> [Goal of the exercise]
Give the count of lines holding the string "word" and nothing else.
— Start of Excerpted data —
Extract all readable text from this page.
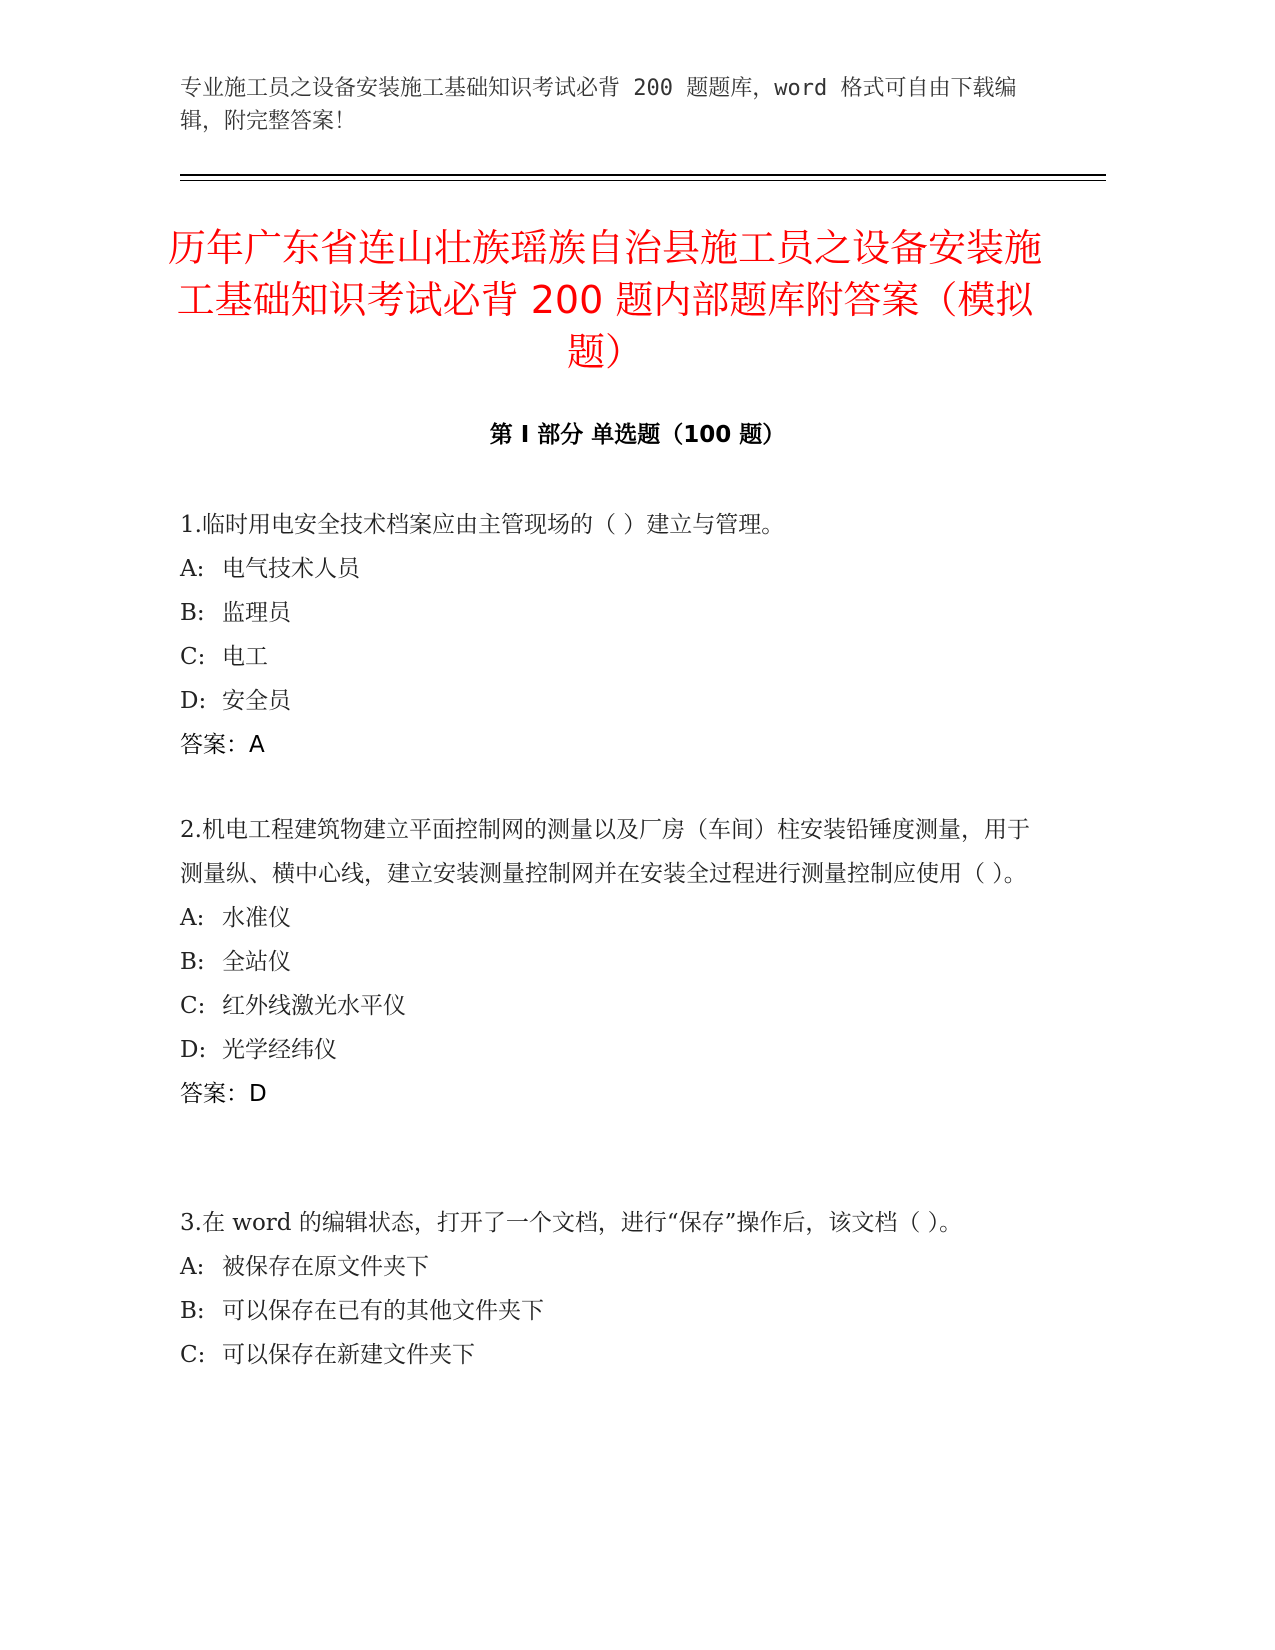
专业施工员之设备安装施工基础知识考试必背 200 题题库，word 格式可自由下载编辑，附完整答案！

历年广东省连山壮族瑶族自治县施工员之设备安装施工基础知识考试必背 200 题内部题库附答案（模拟题）
第 I 部分 单选题（100 题）

1.临时用电安全技术档案应由主管现场的（ ）建立与管理。

A: 电气技术人员

B: 监理员

C: 电工

D: 安全员

答案：A

2.机电工程建筑物建立平面控制网的测量以及厂房（车间）柱安装铅锤度测量，用于测量纵、横中心线，建立安装测量控制网并在安装全过程进行测量控制应使用（ ）。

A: 水准仪

B: 全站仪

C: 红外线激光水平仪

D: 光学经纬仪

答案：D

3.在 word 的编辑状态，打开了一个文档，进行“保存”操作后，该文档（ ）。

A: 被保存在原文件夹下

B: 可以保存在已有的其他文件夹下

C: 可以保存在新建文件夹下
— End of Excerpted data —
> [Response to this exercise]
2